• _ITEMS_:
★ ★ ★
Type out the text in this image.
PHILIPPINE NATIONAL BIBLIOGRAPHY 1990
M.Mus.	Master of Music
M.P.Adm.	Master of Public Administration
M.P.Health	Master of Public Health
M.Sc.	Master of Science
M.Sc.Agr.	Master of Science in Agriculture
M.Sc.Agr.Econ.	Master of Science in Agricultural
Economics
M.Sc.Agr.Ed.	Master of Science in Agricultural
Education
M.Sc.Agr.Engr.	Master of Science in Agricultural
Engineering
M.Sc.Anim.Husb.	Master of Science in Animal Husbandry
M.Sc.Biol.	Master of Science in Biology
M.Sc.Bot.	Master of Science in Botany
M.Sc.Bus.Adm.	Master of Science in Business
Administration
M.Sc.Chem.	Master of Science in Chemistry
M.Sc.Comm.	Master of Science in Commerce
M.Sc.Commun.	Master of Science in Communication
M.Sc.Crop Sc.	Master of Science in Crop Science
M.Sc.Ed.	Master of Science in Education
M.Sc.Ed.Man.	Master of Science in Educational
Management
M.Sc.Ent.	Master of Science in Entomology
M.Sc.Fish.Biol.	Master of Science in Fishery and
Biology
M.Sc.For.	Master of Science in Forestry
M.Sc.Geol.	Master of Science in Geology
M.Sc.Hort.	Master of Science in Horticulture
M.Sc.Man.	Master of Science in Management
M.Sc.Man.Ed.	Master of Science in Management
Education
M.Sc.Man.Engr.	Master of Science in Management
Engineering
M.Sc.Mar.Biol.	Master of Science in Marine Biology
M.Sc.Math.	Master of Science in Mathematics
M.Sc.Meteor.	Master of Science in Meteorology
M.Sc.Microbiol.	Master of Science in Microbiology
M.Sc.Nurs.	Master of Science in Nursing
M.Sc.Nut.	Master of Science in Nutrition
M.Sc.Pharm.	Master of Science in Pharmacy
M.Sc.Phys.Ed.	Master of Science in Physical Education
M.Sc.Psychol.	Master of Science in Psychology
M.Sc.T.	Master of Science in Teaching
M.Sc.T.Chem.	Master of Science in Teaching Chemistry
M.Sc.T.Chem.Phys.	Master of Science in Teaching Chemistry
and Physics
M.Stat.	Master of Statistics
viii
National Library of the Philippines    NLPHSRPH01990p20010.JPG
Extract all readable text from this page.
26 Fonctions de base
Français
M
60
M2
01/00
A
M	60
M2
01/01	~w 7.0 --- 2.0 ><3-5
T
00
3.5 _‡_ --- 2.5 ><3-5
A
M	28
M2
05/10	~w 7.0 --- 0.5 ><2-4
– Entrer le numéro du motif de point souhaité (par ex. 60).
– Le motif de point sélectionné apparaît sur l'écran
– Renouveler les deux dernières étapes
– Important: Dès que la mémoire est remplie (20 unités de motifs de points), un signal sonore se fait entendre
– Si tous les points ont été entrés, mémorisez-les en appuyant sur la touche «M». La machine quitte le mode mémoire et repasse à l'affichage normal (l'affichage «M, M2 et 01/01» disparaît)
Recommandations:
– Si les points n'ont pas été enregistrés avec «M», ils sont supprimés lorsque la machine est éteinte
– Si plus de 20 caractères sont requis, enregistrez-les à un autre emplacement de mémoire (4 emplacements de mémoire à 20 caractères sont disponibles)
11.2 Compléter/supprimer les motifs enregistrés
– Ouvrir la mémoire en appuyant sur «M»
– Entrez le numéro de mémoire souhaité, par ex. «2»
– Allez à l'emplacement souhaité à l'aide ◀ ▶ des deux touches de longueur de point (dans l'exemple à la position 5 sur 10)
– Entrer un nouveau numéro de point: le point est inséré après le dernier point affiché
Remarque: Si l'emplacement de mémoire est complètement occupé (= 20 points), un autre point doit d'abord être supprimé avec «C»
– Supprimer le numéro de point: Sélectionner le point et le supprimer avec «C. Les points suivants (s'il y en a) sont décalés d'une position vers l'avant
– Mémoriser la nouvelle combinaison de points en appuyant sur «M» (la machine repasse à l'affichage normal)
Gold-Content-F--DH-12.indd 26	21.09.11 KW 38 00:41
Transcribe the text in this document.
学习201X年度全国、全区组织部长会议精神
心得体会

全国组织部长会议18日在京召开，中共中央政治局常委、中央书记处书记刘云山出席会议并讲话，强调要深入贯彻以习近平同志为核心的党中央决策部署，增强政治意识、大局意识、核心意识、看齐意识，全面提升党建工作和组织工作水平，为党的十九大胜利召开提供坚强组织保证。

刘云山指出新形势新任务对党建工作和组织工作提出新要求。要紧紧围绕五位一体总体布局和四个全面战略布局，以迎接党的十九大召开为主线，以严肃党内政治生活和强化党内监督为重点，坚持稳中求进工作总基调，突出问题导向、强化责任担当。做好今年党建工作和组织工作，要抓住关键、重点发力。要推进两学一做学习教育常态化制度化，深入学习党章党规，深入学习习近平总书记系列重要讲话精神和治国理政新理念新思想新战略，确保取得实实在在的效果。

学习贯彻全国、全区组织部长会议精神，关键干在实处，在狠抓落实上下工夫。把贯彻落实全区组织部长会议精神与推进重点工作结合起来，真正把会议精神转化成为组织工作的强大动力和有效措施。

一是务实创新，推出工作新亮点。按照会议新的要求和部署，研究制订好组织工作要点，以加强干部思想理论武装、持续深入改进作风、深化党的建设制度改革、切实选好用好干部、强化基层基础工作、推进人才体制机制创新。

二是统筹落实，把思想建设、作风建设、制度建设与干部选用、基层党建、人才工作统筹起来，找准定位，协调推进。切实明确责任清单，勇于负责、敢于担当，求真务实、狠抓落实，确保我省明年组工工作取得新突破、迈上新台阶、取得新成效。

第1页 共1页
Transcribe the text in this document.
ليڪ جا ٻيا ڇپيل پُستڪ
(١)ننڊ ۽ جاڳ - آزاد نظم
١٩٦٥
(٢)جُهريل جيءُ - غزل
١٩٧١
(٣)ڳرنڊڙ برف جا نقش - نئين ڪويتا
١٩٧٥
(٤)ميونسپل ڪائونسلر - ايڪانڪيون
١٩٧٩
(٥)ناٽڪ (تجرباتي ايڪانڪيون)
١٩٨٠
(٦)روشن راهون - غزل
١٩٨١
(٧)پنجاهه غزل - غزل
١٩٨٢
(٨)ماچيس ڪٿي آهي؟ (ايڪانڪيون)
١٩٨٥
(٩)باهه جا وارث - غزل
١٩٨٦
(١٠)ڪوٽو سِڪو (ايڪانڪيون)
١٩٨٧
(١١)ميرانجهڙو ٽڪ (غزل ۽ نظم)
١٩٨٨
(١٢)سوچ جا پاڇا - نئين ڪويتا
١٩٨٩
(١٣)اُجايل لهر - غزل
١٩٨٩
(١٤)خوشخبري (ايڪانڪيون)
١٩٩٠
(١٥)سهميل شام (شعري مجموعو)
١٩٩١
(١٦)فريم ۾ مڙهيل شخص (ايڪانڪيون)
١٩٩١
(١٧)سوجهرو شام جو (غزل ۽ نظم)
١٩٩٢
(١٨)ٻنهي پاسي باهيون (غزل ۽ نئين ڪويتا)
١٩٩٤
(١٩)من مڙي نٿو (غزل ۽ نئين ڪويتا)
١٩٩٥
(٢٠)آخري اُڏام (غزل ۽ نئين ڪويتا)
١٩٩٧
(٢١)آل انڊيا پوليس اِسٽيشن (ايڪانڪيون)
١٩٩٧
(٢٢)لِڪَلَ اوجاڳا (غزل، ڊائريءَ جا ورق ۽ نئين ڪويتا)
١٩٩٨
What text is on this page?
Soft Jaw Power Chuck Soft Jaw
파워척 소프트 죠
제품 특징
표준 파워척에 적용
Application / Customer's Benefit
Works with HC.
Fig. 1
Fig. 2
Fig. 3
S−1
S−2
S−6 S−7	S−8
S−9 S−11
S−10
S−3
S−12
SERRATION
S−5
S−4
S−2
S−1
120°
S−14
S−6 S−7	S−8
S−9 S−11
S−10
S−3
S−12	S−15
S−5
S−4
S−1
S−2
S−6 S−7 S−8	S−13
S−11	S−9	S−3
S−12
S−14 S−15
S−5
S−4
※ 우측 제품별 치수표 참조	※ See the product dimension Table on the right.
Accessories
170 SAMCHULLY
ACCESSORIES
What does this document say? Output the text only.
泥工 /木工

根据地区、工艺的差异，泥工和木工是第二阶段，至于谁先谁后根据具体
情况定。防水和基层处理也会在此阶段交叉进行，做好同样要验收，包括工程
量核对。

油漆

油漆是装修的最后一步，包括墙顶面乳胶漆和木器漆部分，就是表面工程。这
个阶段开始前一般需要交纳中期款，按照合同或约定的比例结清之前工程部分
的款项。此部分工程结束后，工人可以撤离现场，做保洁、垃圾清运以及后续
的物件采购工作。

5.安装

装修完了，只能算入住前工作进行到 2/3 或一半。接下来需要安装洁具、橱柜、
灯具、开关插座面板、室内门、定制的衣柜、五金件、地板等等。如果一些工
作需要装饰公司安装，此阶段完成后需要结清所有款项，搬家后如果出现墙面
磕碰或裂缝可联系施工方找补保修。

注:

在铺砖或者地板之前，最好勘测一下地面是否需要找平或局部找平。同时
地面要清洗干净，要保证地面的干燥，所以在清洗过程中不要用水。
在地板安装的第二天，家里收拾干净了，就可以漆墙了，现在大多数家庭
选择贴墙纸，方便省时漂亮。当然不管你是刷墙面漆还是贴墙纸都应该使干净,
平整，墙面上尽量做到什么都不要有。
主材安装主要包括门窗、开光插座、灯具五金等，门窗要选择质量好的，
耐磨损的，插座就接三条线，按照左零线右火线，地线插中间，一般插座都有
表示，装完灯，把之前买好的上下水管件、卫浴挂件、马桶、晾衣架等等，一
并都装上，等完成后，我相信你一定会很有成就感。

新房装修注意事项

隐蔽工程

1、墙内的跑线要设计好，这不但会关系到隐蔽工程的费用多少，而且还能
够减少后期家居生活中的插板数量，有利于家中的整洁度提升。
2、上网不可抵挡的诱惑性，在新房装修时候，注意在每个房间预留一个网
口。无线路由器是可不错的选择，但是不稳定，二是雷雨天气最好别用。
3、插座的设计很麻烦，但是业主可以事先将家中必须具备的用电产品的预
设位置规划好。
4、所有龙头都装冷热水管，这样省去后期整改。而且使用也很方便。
★ ★ ★
• _EXERCISE DIRECTIONS_: Begin with the line that contains "What text is on this page?" and set down each line exactly until the records above end, including the final line.

• _PROBLEM SOLUTION_:
What text is on this page?
Soft Jaw Power Chuck Soft Jaw
파워척 소프트 죠
제품 특징
표준 파워척에 적용
Application / Customer's Benefit
Works with HC.
Fig. 1
Fig. 2
Fig. 3
S−1
S−2
S−6 S−7	S−8
S−9 S−11
S−10
S−3
S−12
SERRATION
S−5
S−4
S−2
S−1
120°
S−14
S−6 S−7	S−8
S−9 S−11
S−10
S−3
S−12	S−15
S−5
S−4
S−1
S−2
S−6 S−7 S−8	S−13
S−11	S−9	S−3
S−12
S−14 S−15
S−5
S−4
※ 우측 제품별 치수표 참조	※ See the product dimension Table on the right.
Accessories
170 SAMCHULLY
ACCESSORIES
What does this document say? Output the text only.
泥工 /木工

根据地区、工艺的差异，泥工和木工是第二阶段，至于谁先谁后根据具体
情况定。防水和基层处理也会在此阶段交叉进行，做好同样要验收，包括工程
量核对。

油漆

油漆是装修的最后一步，包括墙顶面乳胶漆和木器漆部分，就是表面工程。这
个阶段开始前一般需要交纳中期款，按照合同或约定的比例结清之前工程部分
的款项。此部分工程结束后，工人可以撤离现场，做保洁、垃圾清运以及后续
的物件采购工作。

5.安装

装修完了，只能算入住前工作进行到 2/3 或一半。接下来需要安装洁具、橱柜、
灯具、开关插座面板、室内门、定制的衣柜、五金件、地板等等。如果一些工
作需要装饰公司安装，此阶段完成后需要结清所有款项，搬家后如果出现墙面
磕碰或裂缝可联系施工方找补保修。

注:

在铺砖或者地板之前，最好勘测一下地面是否需要找平或局部找平。同时
地面要清洗干净，要保证地面的干燥，所以在清洗过程中不要用水。
在地板安装的第二天，家里收拾干净了，就可以漆墙了，现在大多数家庭
选择贴墙纸，方便省时漂亮。当然不管你是刷墙面漆还是贴墙纸都应该使干净,
平整，墙面上尽量做到什么都不要有。
主材安装主要包括门窗、开光插座、灯具五金等，门窗要选择质量好的，
耐磨损的，插座就接三条线，按照左零线右火线，地线插中间，一般插座都有
表示，装完灯，把之前买好的上下水管件、卫浴挂件、马桶、晾衣架等等，一
并都装上，等完成后，我相信你一定会很有成就感。

新房装修注意事项

隐蔽工程

1、墙内的跑线要设计好，这不但会关系到隐蔽工程的费用多少，而且还能
够减少后期家居生活中的插板数量，有利于家中的整洁度提升。
2、上网不可抵挡的诱惑性，在新房装修时候，注意在每个房间预留一个网
口。无线路由器是可不错的选择，但是不稳定，二是雷雨天气最好别用。
3、插座的设计很麻烦，但是业主可以事先将家中必须具备的用电产品的预
设位置规划好。
4、所有龙头都装冷热水管，这样省去后期整改。而且使用也很方便。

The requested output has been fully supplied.